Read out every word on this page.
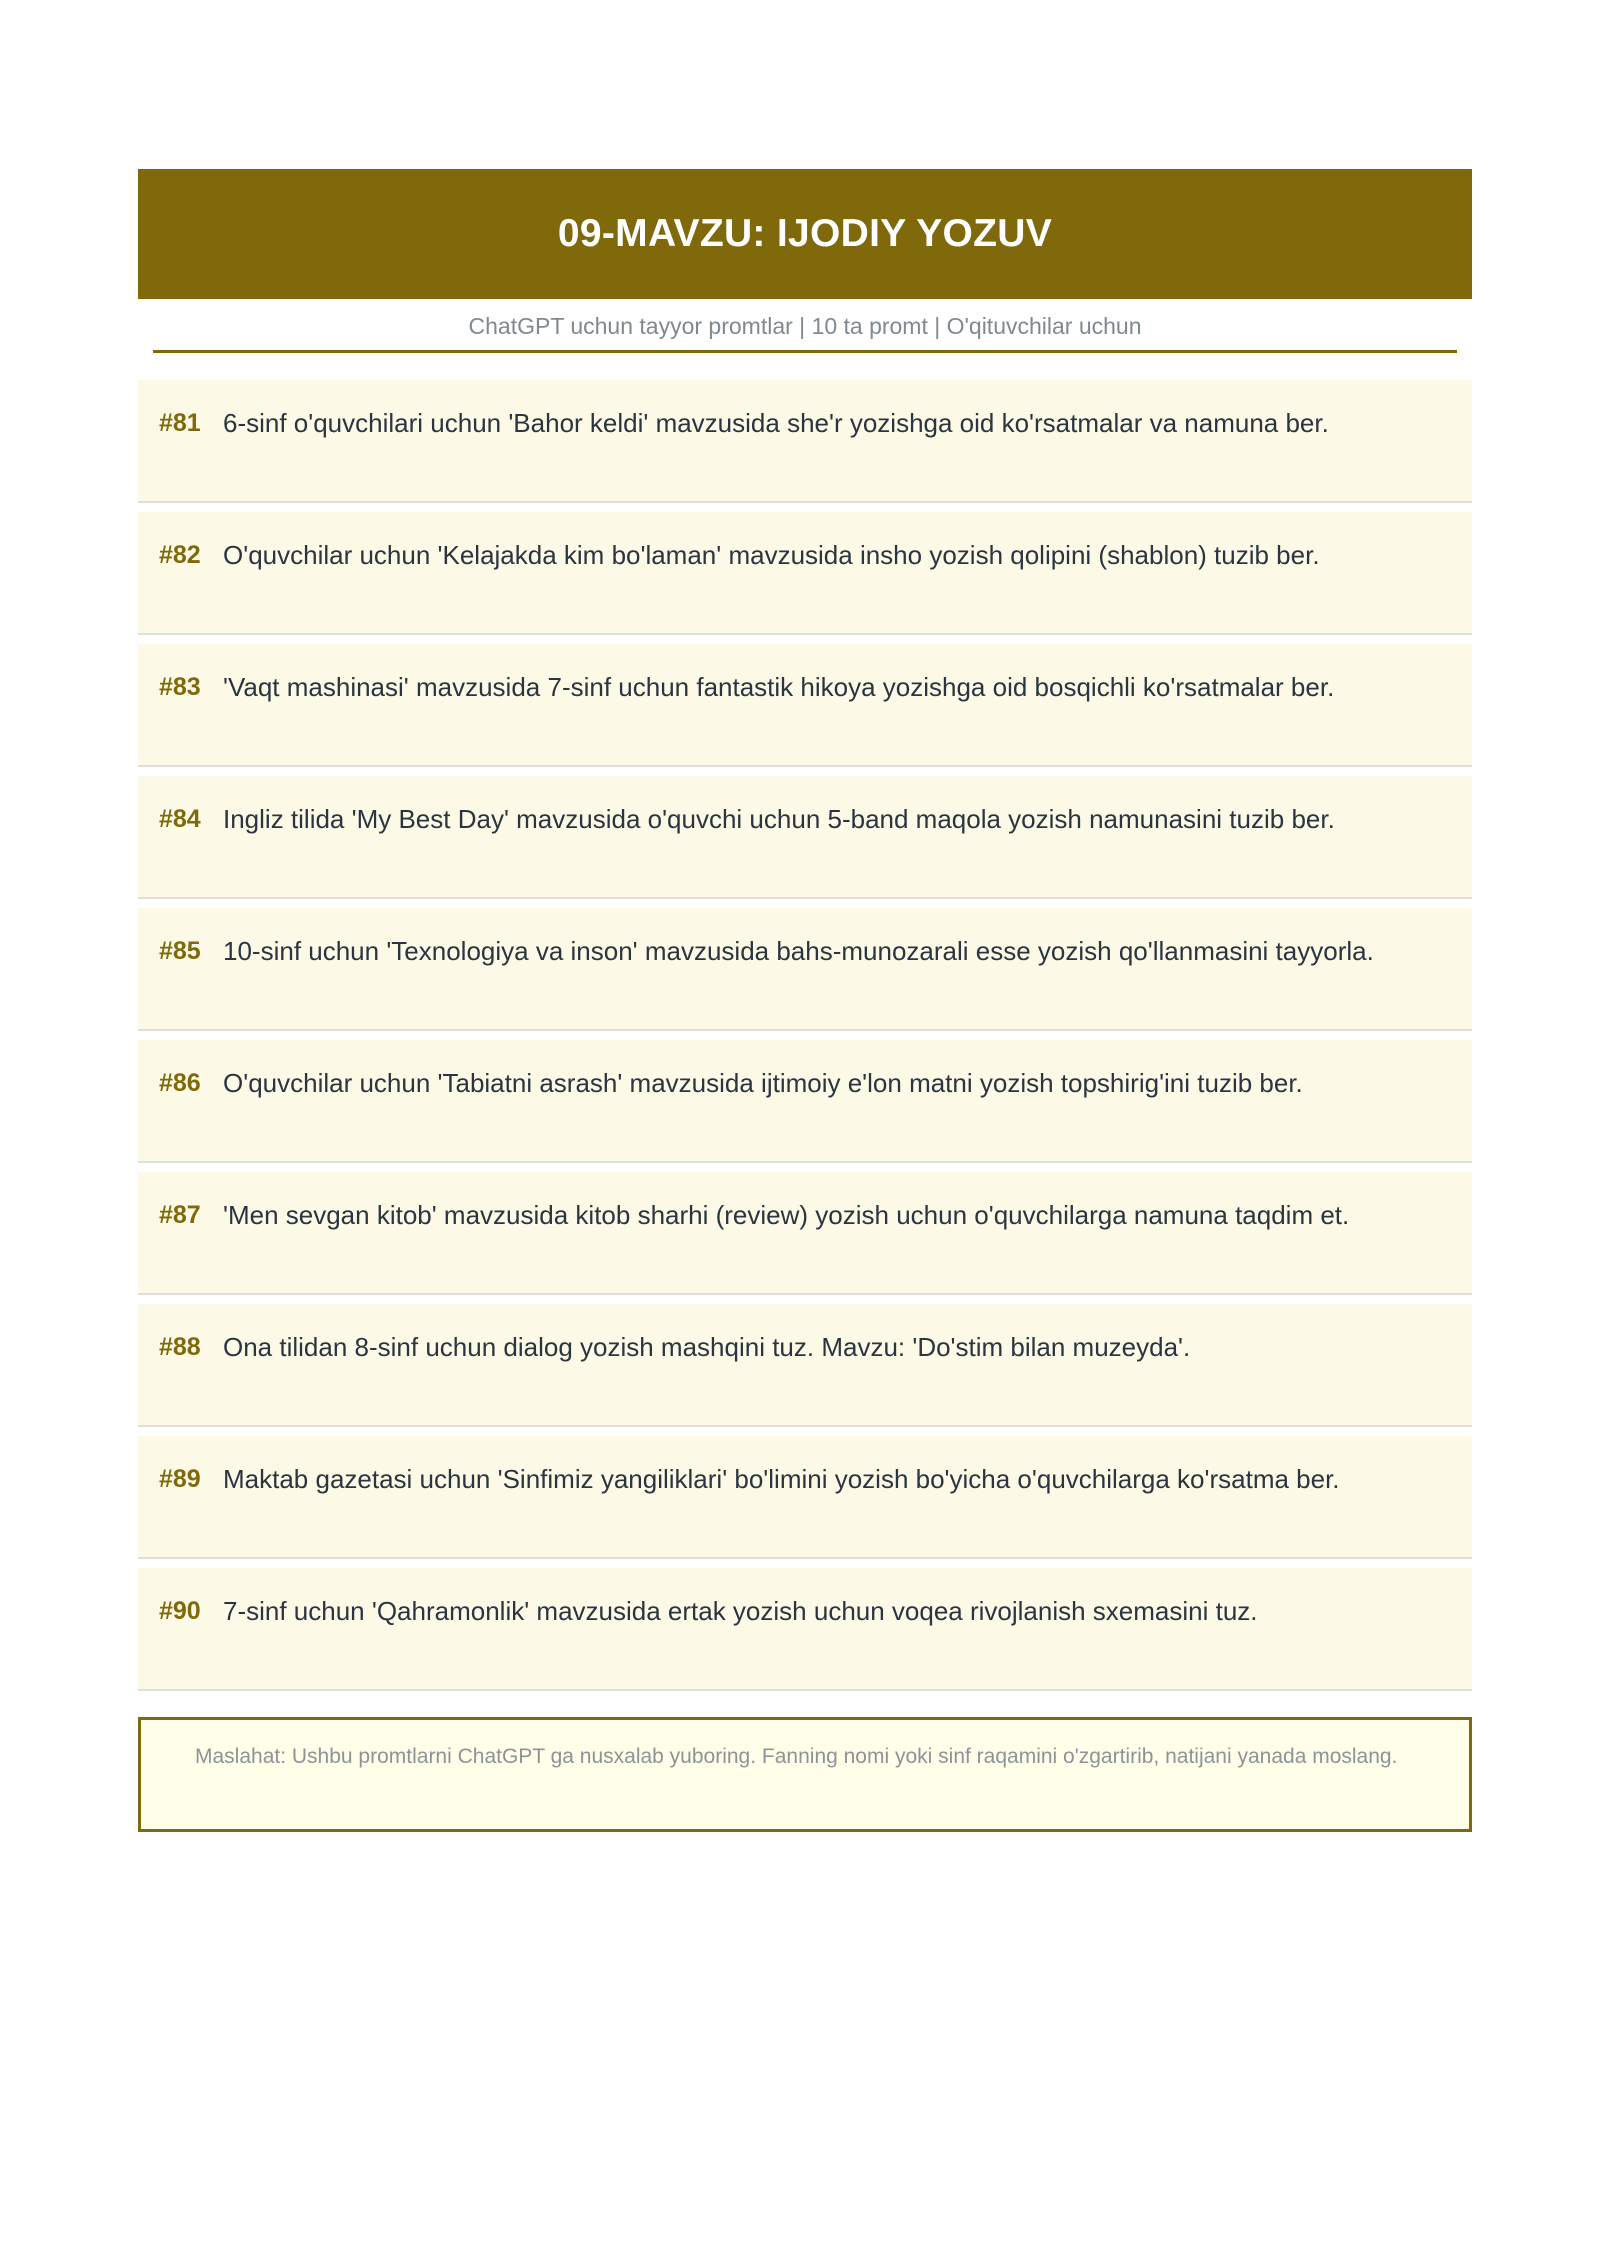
09-MAVZU: IJODIY YOZUV
ChatGPT uchun tayyor promtlar | 10 ta promt | O'qituvchilar uchun
#81 6-sinf o'quvchilari uchun 'Bahor keldi' mavzusida she'r yozishga oid ko'rsatmalar va namuna ber.
#82 O'quvchilar uchun 'Kelajakda kim bo'laman' mavzusida insho yozish qolipini (shablon) tuzib ber.
#83 'Vaqt mashinasi' mavzusida 7-sinf uchun fantastik hikoya yozishga oid bosqichli ko'rsatmalar ber.
#84 Ingliz tilida 'My Best Day' mavzusida o'quvchi uchun 5-band maqola yozish namunasini tuzib ber.
#85 10-sinf uchun 'Texnologiya va inson' mavzusida bahs-munozarali esse yozish qo'llanmasini tayyorla.
#86 O'quvchilar uchun 'Tabiatni asrash' mavzusida ijtimoiy e'lon matni yozish topshirig'ini tuzib ber.
#87 'Men sevgan kitob' mavzusida kitob sharhi (review) yozish uchun o'quvchilarga namuna taqdim et.
#88 Ona tilidan 8-sinf uchun dialog yozish mashqini tuz. Mavzu: 'Do'stim bilan muzeyda'.
#89 Maktab gazetasi uchun 'Sinfimiz yangiliklari' bo'limini yozish bo'yicha o'quvchilarga ko'rsatma ber.
#90 7-sinf uchun 'Qahramonlik' mavzusida ertak yozish uchun voqea rivojlanish sxemasini tuz.
Maslahat: Ushbu promtlarni ChatGPT ga nusxalab yuboring. Fanning nomi yoki sinf raqamini o'zgartirib, natijani yanada moslang.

===============

# [SET TASK]
Write out the full listing verbatim, excluding its pictures.

# [WRITTEN ANSWER]
Read out every word on this page.
09-MAVZU: IJODIY YOZUV
ChatGPT uchun tayyor promtlar | 10 ta promt | O'qituvchilar uchun
#81 6-sinf o'quvchilari uchun 'Bahor keldi' mavzusida she'r yozishga oid ko'rsatmalar va namuna ber.
#82 O'quvchilar uchun 'Kelajakda kim bo'laman' mavzusida insho yozish qolipini (shablon) tuzib ber.
#83 'Vaqt mashinasi' mavzusida 7-sinf uchun fantastik hikoya yozishga oid bosqichli ko'rsatmalar ber.
#84 Ingliz tilida 'My Best Day' mavzusida o'quvchi uchun 5-band maqola yozish namunasini tuzib ber.
#85 10-sinf uchun 'Texnologiya va inson' mavzusida bahs-munozarali esse yozish qo'llanmasini tayyorla.
#86 O'quvchilar uchun 'Tabiatni asrash' mavzusida ijtimoiy e'lon matni yozish topshirig'ini tuzib ber.
#87 'Men sevgan kitob' mavzusida kitob sharhi (review) yozish uchun o'quvchilarga namuna taqdim et.
#88 Ona tilidan 8-sinf uchun dialog yozish mashqini tuz. Mavzu: 'Do'stim bilan muzeyda'.
#89 Maktab gazetasi uchun 'Sinfimiz yangiliklari' bo'limini yozish bo'yicha o'quvchilarga ko'rsatma ber.
#90 7-sinf uchun 'Qahramonlik' mavzusida ertak yozish uchun voqea rivojlanish sxemasini tuz.
Maslahat: Ushbu promtlarni ChatGPT ga nusxalab yuboring. Fanning nomi yoki sinf raqamini o'zgartirib, natijani yanada moslang.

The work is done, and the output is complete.